» **Set exercise**
Below is some material; transcribe all of it exactly.

» **Recorded data**
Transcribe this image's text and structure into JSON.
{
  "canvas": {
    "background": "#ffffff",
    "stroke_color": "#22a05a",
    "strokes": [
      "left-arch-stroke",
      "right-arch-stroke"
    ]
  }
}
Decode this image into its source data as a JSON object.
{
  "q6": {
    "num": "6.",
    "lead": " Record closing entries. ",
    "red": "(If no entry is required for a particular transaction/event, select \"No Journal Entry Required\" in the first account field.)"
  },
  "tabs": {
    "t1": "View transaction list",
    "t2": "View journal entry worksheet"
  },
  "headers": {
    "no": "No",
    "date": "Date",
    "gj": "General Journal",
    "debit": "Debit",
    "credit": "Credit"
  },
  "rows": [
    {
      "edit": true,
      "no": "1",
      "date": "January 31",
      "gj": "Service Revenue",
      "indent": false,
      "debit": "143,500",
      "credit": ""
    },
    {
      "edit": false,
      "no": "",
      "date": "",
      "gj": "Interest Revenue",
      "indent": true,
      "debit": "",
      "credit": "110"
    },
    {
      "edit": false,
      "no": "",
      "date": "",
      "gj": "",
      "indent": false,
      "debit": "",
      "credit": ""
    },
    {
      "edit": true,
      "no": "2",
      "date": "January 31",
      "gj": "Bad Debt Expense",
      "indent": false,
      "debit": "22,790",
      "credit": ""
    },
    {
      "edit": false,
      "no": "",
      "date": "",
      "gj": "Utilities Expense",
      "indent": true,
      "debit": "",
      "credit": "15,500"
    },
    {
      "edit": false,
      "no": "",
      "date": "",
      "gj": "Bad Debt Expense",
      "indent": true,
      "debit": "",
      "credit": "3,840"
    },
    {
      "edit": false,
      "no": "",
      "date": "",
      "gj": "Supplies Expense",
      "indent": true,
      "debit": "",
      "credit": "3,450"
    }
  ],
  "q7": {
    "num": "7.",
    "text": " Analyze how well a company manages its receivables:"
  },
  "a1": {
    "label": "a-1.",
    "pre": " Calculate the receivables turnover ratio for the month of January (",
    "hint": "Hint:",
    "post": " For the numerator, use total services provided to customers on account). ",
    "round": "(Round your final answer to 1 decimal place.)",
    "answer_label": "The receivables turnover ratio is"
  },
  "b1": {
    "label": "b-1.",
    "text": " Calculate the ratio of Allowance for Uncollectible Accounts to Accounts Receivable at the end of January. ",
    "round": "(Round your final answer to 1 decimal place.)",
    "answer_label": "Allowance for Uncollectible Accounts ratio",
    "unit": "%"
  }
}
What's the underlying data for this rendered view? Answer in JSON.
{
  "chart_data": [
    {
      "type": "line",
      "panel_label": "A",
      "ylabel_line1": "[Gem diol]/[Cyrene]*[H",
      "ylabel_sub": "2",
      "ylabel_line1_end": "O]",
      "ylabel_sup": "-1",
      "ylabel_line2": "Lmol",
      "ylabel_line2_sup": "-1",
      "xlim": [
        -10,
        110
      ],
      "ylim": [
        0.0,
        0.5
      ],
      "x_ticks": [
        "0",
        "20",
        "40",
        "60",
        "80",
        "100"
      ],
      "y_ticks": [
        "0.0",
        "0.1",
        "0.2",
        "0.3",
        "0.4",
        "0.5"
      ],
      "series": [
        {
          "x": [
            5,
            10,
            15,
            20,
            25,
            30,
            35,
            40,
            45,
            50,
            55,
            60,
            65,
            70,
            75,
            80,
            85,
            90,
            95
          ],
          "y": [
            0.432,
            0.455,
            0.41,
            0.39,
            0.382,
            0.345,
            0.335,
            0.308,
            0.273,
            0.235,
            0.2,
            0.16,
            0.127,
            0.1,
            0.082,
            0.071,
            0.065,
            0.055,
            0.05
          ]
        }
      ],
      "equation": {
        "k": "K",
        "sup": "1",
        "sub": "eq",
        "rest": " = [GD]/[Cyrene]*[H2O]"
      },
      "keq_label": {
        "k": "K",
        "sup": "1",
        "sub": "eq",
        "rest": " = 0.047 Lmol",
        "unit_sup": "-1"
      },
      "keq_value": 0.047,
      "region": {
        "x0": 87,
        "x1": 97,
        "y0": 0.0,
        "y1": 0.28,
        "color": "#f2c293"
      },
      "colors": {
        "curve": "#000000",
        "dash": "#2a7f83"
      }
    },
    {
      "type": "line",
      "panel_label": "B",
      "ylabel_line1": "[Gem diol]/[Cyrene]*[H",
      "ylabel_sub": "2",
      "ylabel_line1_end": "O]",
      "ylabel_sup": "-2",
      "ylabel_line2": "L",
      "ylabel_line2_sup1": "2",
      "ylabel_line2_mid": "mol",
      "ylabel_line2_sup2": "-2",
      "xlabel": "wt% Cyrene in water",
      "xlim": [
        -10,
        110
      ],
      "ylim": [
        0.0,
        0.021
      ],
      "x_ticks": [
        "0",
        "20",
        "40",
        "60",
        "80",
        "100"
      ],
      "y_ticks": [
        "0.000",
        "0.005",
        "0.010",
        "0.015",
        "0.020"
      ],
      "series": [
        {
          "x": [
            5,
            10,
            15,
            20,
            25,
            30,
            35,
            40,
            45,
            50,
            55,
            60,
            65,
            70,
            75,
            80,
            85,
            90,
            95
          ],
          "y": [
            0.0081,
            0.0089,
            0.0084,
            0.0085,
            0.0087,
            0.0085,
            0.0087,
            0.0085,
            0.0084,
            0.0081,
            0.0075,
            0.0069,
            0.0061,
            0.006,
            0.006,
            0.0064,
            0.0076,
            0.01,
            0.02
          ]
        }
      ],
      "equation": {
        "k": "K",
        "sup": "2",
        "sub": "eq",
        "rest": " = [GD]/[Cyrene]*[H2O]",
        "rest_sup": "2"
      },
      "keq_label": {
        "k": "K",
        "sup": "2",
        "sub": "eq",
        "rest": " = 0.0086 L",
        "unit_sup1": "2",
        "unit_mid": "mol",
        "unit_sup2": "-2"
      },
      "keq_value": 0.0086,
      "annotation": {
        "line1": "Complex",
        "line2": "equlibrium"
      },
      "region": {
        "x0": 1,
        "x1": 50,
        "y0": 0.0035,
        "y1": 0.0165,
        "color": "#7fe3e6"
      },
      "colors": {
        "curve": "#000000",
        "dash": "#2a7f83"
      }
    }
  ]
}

» **Solution**
Transcribe this image's text and structure into JSON.
{
  "canvas": {
    "background": "#ffffff",
    "stroke_color": "#22a05a",
    "strokes": [
      "left-arch-stroke",
      "right-arch-stroke"
    ]
  }
}
Decode this image into its source data as a JSON object.
{
  "q6": {
    "num": "6.",
    "lead": " Record closing entries. ",
    "red": "(If no entry is required for a particular transaction/event, select \"No Journal Entry Required\" in the first account field.)"
  },
  "tabs": {
    "t1": "View transaction list",
    "t2": "View journal entry worksheet"
  },
  "headers": {
    "no": "No",
    "date": "Date",
    "gj": "General Journal",
    "debit": "Debit",
    "credit": "Credit"
  },
  "rows": [
    {
      "edit": true,
      "no": "1",
      "date": "January 31",
      "gj": "Service Revenue",
      "indent": false,
      "debit": "143,500",
      "credit": ""
    },
    {
      "edit": false,
      "no": "",
      "date": "",
      "gj": "Interest Revenue",
      "indent": true,
      "debit": "",
      "credit": "110"
    },
    {
      "edit": false,
      "no": "",
      "date": "",
      "gj": "",
      "indent": false,
      "debit": "",
      "credit": ""
    },
    {
      "edit": true,
      "no": "2",
      "date": "January 31",
      "gj": "Bad Debt Expense",
      "indent": false,
      "debit": "22,790",
      "credit": ""
    },
    {
      "edit": false,
      "no": "",
      "date": "",
      "gj": "Utilities Expense",
      "indent": true,
      "debit": "",
      "credit": "15,500"
    },
    {
      "edit": false,
      "no": "",
      "date": "",
      "gj": "Bad Debt Expense",
      "indent": true,
      "debit": "",
      "credit": "3,840"
    },
    {
      "edit": false,
      "no": "",
      "date": "",
      "gj": "Supplies Expense",
      "indent": true,
      "debit": "",
      "credit": "3,450"
    }
  ],
  "q7": {
    "num": "7.",
    "text": " Analyze how well a company manages its receivables:"
  },
  "a1": {
    "label": "a-1.",
    "pre": " Calculate the receivables turnover ratio for the month of January (",
    "hint": "Hint:",
    "post": " For the numerator, use total services provided to customers on account). ",
    "round": "(Round your final answer to 1 decimal place.)",
    "answer_label": "The receivables turnover ratio is"
  },
  "b1": {
    "label": "b-1.",
    "text": " Calculate the ratio of Allowance for Uncollectible Accounts to Accounts Receivable at the end of January. ",
    "round": "(Round your final answer to 1 decimal place.)",
    "answer_label": "Allowance for Uncollectible Accounts ratio",
    "unit": "%"
  }
}
What's the underlying data for this rendered view? Answer in JSON.
{
  "chart_data": [
    {
      "type": "line",
      "panel_label": "A",
      "ylabel_line1": "[Gem diol]/[Cyrene]*[H",
      "ylabel_sub": "2",
      "ylabel_line1_end": "O]",
      "ylabel_sup": "-1",
      "ylabel_line2": "Lmol",
      "ylabel_line2_sup": "-1",
      "xlim": [
        -10,
        110
      ],
      "ylim": [
        0.0,
        0.5
      ],
      "x_ticks": [
        "0",
        "20",
        "40",
        "60",
        "80",
        "100"
      ],
      "y_ticks": [
        "0.0",
        "0.1",
        "0.2",
        "0.3",
        "0.4",
        "0.5"
      ],
      "series": [
        {
          "x": [
            5,
            10,
            15,
            20,
            25,
            30,
            35,
            40,
            45,
            50,
            55,
            60,
            65,
            70,
            75,
            80,
            85,
            90,
            95
          ],
          "y": [
            0.432,
            0.455,
            0.41,
            0.39,
            0.382,
            0.345,
            0.335,
            0.308,
            0.273,
            0.235,
            0.2,
            0.16,
            0.127,
            0.1,
            0.082,
            0.071,
            0.065,
            0.055,
            0.05
          ]
        }
      ],
      "equation": {
        "k": "K",
        "sup": "1",
        "sub": "eq",
        "rest": " = [GD]/[Cyrene]*[H2O]"
      },
      "keq_label": {
        "k": "K",
        "sup": "1",
        "sub": "eq",
        "rest": " = 0.047 Lmol",
        "unit_sup": "-1"
      },
      "keq_value": 0.047,
      "region": {
        "x0": 87,
        "x1": 97,
        "y0": 0.0,
        "y1": 0.28,
        "color": "#f2c293"
      },
      "colors": {
        "curve": "#000000",
        "dash": "#2a7f83"
      }
    },
    {
      "type": "line",
      "panel_label": "B",
      "ylabel_line1": "[Gem diol]/[Cyrene]*[H",
      "ylabel_sub": "2",
      "ylabel_line1_end": "O]",
      "ylabel_sup": "-2",
      "ylabel_line2": "L",
      "ylabel_line2_sup1": "2",
      "ylabel_line2_mid": "mol",
      "ylabel_line2_sup2": "-2",
      "xlabel": "wt% Cyrene in water",
      "xlim": [
        -10,
        110
      ],
      "ylim": [
        0.0,
        0.021
      ],
      "x_ticks": [
        "0",
        "20",
        "40",
        "60",
        "80",
        "100"
      ],
      "y_ticks": [
        "0.000",
        "0.005",
        "0.010",
        "0.015",
        "0.020"
      ],
      "series": [
        {
          "x": [
            5,
            10,
            15,
            20,
            25,
            30,
            35,
            40,
            45,
            50,
            55,
            60,
            65,
            70,
            75,
            80,
            85,
            90,
            95
          ],
          "y": [
            0.0081,
            0.0089,
            0.0084,
            0.0085,
            0.0087,
            0.0085,
            0.0087,
            0.0085,
            0.0084,
            0.0081,
            0.0075,
            0.0069,
            0.0061,
            0.006,
            0.006,
            0.0064,
            0.0076,
            0.01,
            0.02
          ]
        }
      ],
      "equation": {
        "k": "K",
        "sup": "2",
        "sub": "eq",
        "rest": " = [GD]/[Cyrene]*[H2O]",
        "rest_sup": "2"
      },
      "keq_label": {
        "k": "K",
        "sup": "2",
        "sub": "eq",
        "rest": " = 0.0086 L",
        "unit_sup1": "2",
        "unit_mid": "mol",
        "unit_sup2": "-2"
      },
      "keq_value": 0.0086,
      "annotation": {
        "line1": "Complex",
        "line2": "equlibrium"
      },
      "region": {
        "x0": 1,
        "x1": 50,
        "y0": 0.0035,
        "y1": 0.0165,
        "color": "#7fe3e6"
      },
      "colors": {
        "curve": "#000000",
        "dash": "#2a7f83"
      }
    }
  ]
}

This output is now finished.